>> Begin Given data
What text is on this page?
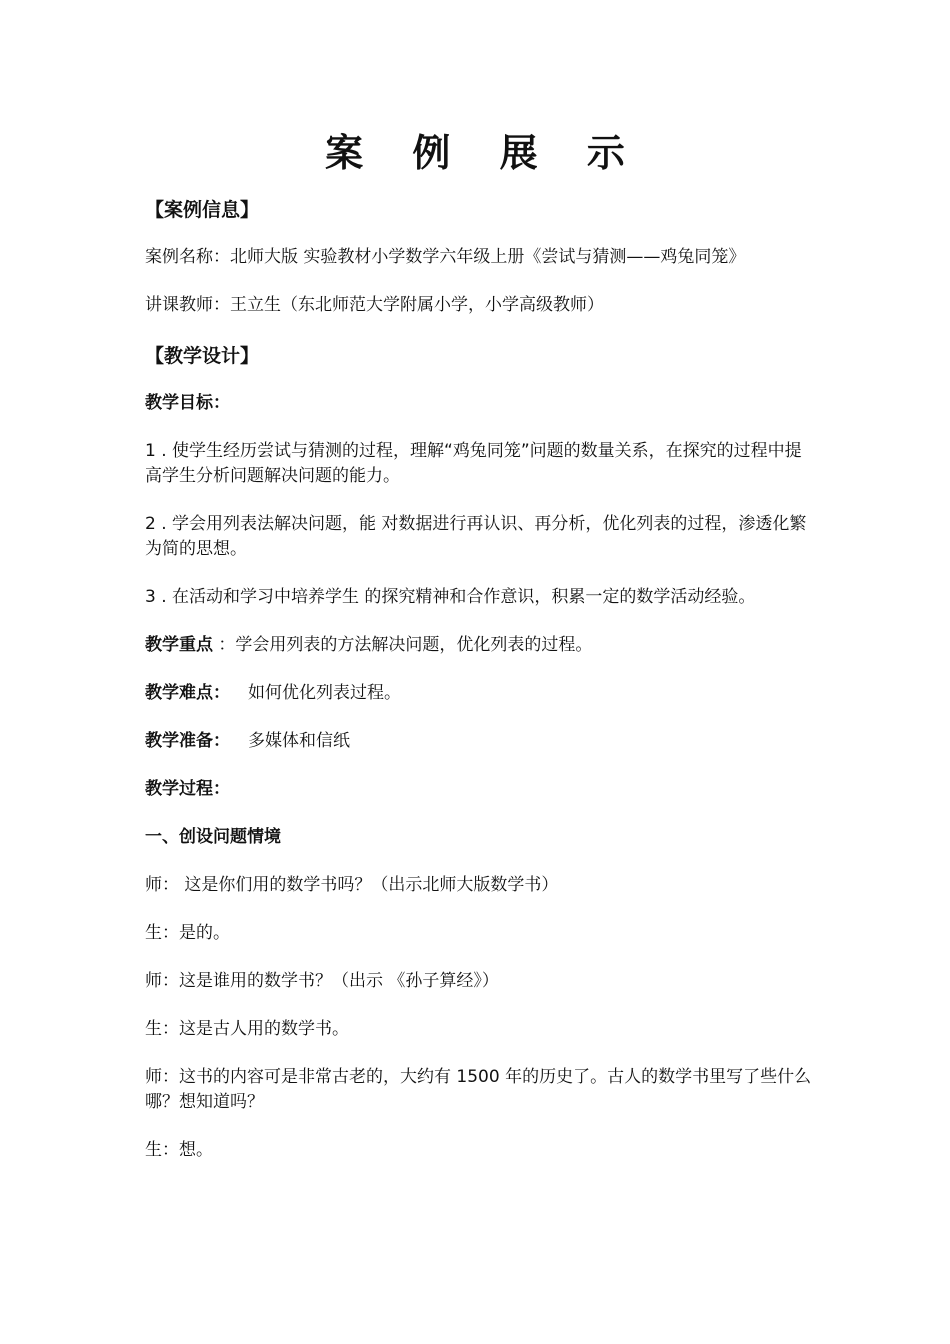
案 例 展 示
【案例信息】
案例名称：北师大版 实验教材小学数学六年级上册《尝试与猜测——鸡兔同笼》
讲课教师：王立生（东北师范大学附属小学，小学高级教师）
【教学设计】
教学目标：
1 . 使学生经历尝试与猜测的过程，理解“鸡兔同笼”问题的数量关系，在探究的过程中提高学生分析问题解决问题的能力。
2 . 学会用列表法解决问题，能 对数据进行再认识、再分析，优化列表的过程，渗透化繁为简的思想。
3 . 在活动和学习中培养学生 的探究精神和合作意识，积累一定的数学活动经验。
教学重点 ：学会用列表的方法解决问题，优化列表的过程。
教学难点： 如何优化列表过程。
教学准备： 多媒体和信纸
教学过程：
一、创设问题情境
师： 这是你们用的数学书吗？（出示北师大版数学书）
生：是的。
师：这是谁用的数学书？（出示 《孙子算经》）
生：这是古人用的数学书。
师：这书的内容可是非常古老的，大约有 1500 年的历史了。古人的数学书里写了些什么哪？想知道吗？
生：想。
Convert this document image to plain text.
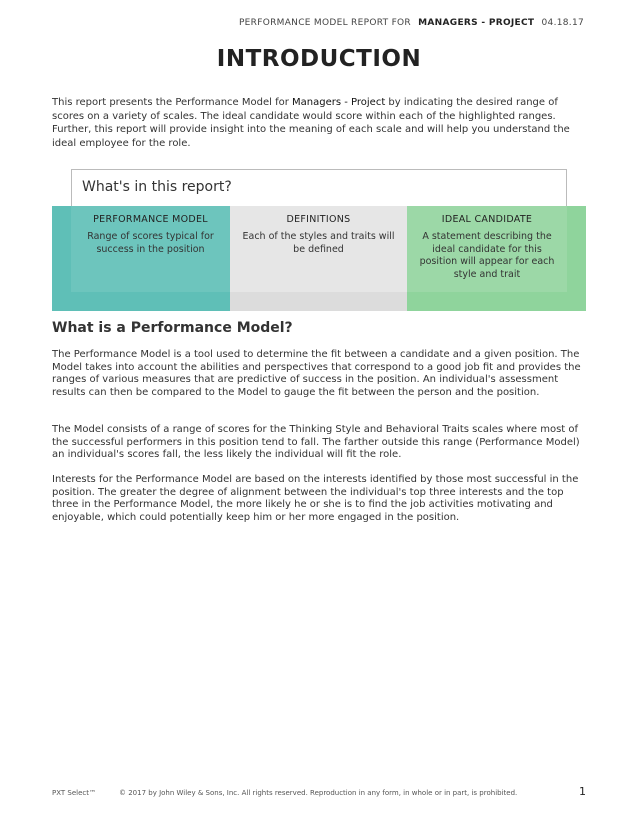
PERFORMANCE MODEL REPORT FOR MANAGERS - PROJECT 04.18.17
INTRODUCTION

This report presents the Performance Model for Managers - Project by indicating the desired range of scores on a variety of scales. The ideal candidate would score within each of the highlighted ranges. Further, this report will provide insight into the meaning of each scale and will help you understand the ideal employee for the role.

What's in this report?
PERFORMANCE MODEL
Range of scores typical for success in the position
DEFINITIONS
Each of the styles and traits will be defined
IDEAL CANDIDATE
A statement describing the ideal candidate for this position will appear for each style and trait
What is a Performance Model?

The Performance Model is a tool used to determine the fit between a candidate and a given position. The Model takes into account the abilities and perspectives that correspond to a good job fit and provides the ranges of various measures that are predictive of success in the position. An individual's assessment results can then be compared to the Model to gauge the fit between the person and the position.

The Model consists of a range of scores for the Thinking Style and Behavioral Traits scales where most of the successful performers in this position tend to fall. The farther outside this range (Performance Model) an individual's scores fall, the less likely the individual will fit the role.

Interests for the Performance Model are based on the interests identified by those most successful in the position. The greater the degree of alignment between the individual's top three interests and the top three in the Performance Model, the more likely he or she is to find the job activities motivating and enjoyable, which could potentially keep him or her more engaged in the position.

PXT Select™	© 2017 by John Wiley & Sons, Inc. All rights reserved. Reproduction in any form, in whole or in part, is prohibited.	1
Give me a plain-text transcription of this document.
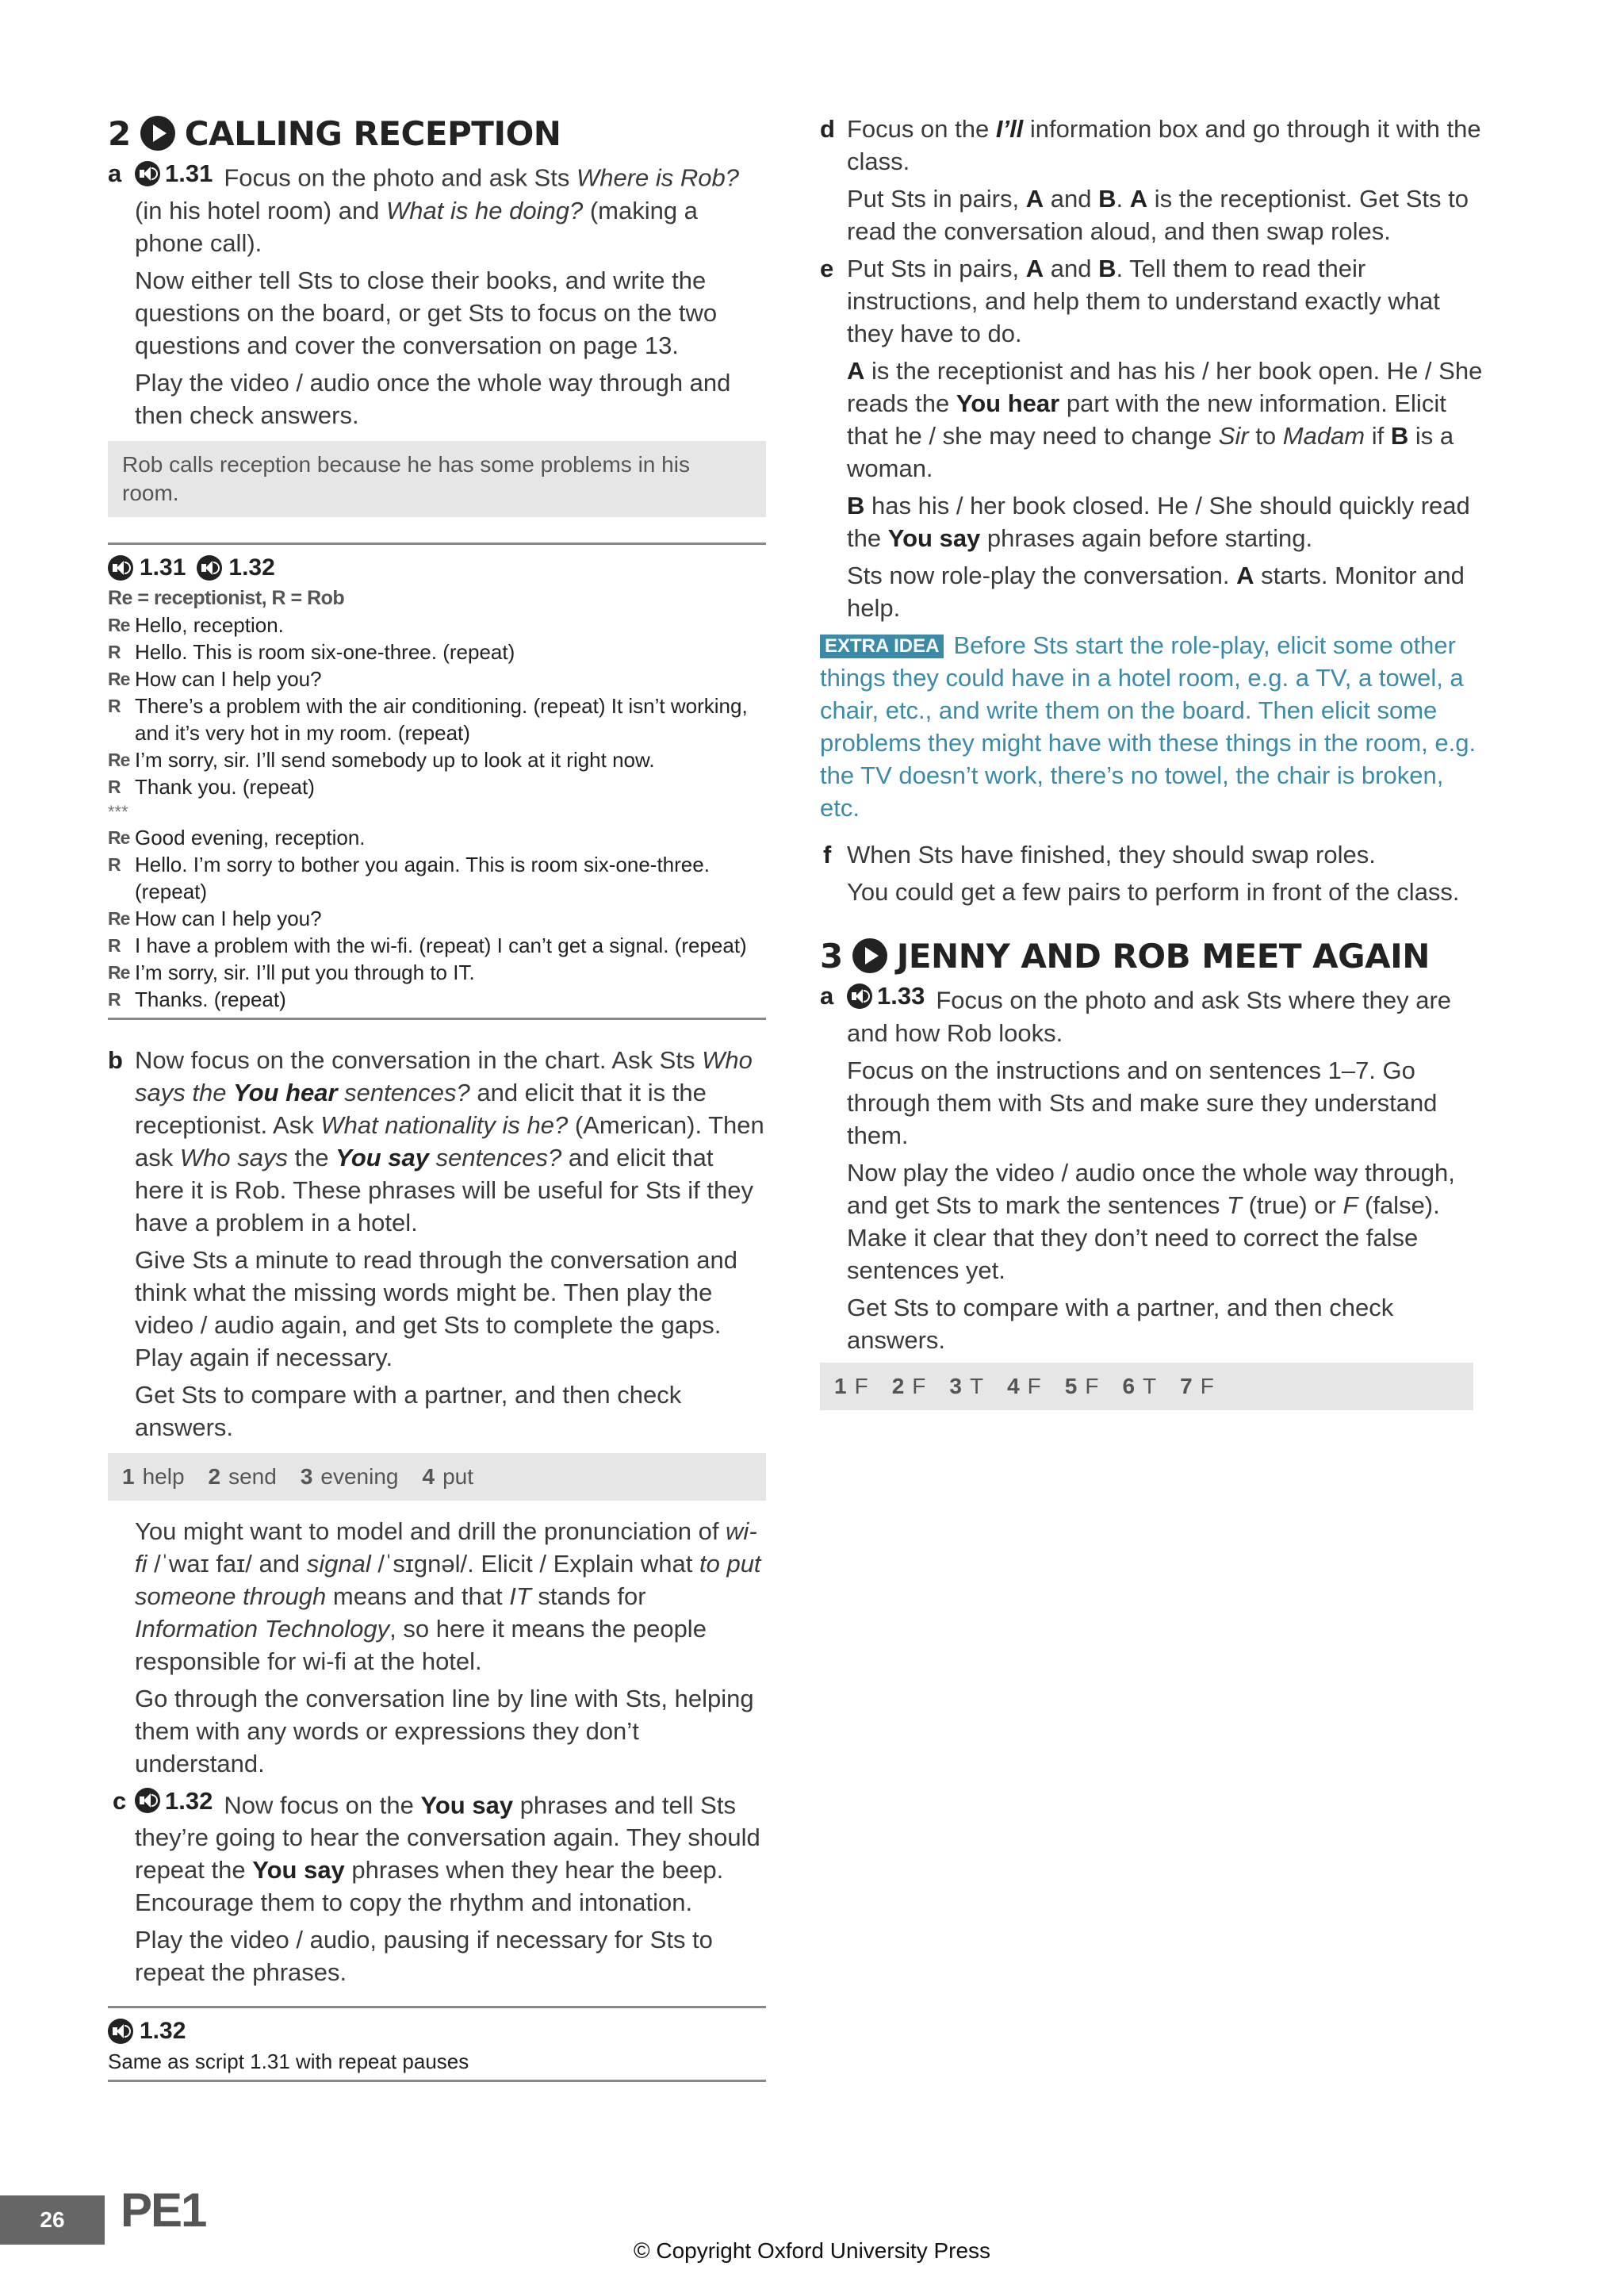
2 CALLING RECEPTION
a 1.31 Focus on the photo and ask Sts Where is Rob? (in his hotel room) and What is he doing? (making a phone call).

Now either tell Sts to close their books, and write the questions on the board, or get Sts to focus on the two questions and cover the conversation on page 13.

Play the video / audio once the whole way through and then check answers.

Rob calls reception because he has some problems in his room.
1.31 1.32
Re = receptionist, R = Rob
Re Hello, reception.
R Hello. This is room six-one-three. (repeat)
Re How can I help you?
R There’s a problem with the air conditioning. (repeat) It isn’t working, and it’s very hot in my room. (repeat)
Re I’m sorry, sir. I’ll send somebody up to look at it right now.
R Thank you. (repeat)
***
Re Good evening, reception.
R Hello. I’m sorry to bother you again. This is room six-one-three. (repeat)
Re How can I help you?
R I have a problem with the wi-fi. (repeat) I can’t get a signal. (repeat)
Re I’m sorry, sir. I’ll put you through to IT.
R Thanks. (repeat)
b Now focus on the conversation in the chart. Ask Sts Who says the You hear sentences? and elicit that it is the receptionist. Ask What nationality is he? (American). Then ask Who says the You say sentences? and elicit that here it is Rob. These phrases will be useful for Sts if they have a problem in a hotel.

Give Sts a minute to read through the conversation and think what the missing words might be. Then play the video / audio again, and get Sts to complete the gaps. Play again if necessary.

Get Sts to compare with a partner, and then check answers.

1 help 2 send 3 evening 4 put

You might want to model and drill the pronunciation of wi-fi /ˈwaɪ faɪ/ and signal /ˈsɪɡnəl/. Elicit / Explain what to put someone through means and that IT stands for Information Technology, so here it means the people responsible for wi-fi at the hotel.

Go through the conversation line by line with Sts, helping them with any words or expressions they don’t understand.

c 1.32 Now focus on the You say phrases and tell Sts they’re going to hear the conversation again. They should repeat the You say phrases when they hear the beep. Encourage them to copy the rhythm and intonation.

Play the video / audio, pausing if necessary for Sts to repeat the phrases.

1.32
Same as script 1.31 with repeat pauses
d Focus on the I’ll information box and go through it with the class.

Put Sts in pairs, A and B. A is the receptionist. Get Sts to read the conversation aloud, and then swap roles.

e Put Sts in pairs, A and B. Tell them to read their instructions, and help them to understand exactly what they have to do.

A is the receptionist and has his / her book open. He / She reads the You hear part with the new information. Elicit that he / she may need to change Sir to Madam if B is a woman.

B has his / her book closed. He / She should quickly read the You say phrases again before starting.

Sts now role-play the conversation. A starts. Monitor and help.

EXTRA IDEA Before Sts start the role-play, elicit some other things they could have in a hotel room, e.g. a TV, a towel, a chair, etc., and write them on the board. Then elicit some problems they might have with these things in the room, e.g. the TV doesn’t work, there’s no towel, the chair is broken, etc.
f When Sts have finished, they should swap roles.

You could get a few pairs to perform in front of the class.

3 JENNY AND ROB MEET AGAIN
a 1.33 Focus on the photo and ask Sts where they are and how Rob looks.

Focus on the instructions and on sentences 1–7. Go through them with Sts and make sure they understand them.

Now play the video / audio once the whole way through, and get Sts to mark the sentences T (true) or F (false). Make it clear that they don’t need to correct the false sentences yet.

Get Sts to compare with a partner, and then check answers.

1 F 2 F 3 T 4 F 5 F 6 T 7 F
26	PE1
© Copyright Oxford University Press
>> End Given data
• Work instructions: Count every line bearing the word "class"; report the total only.

• Response to the task: 2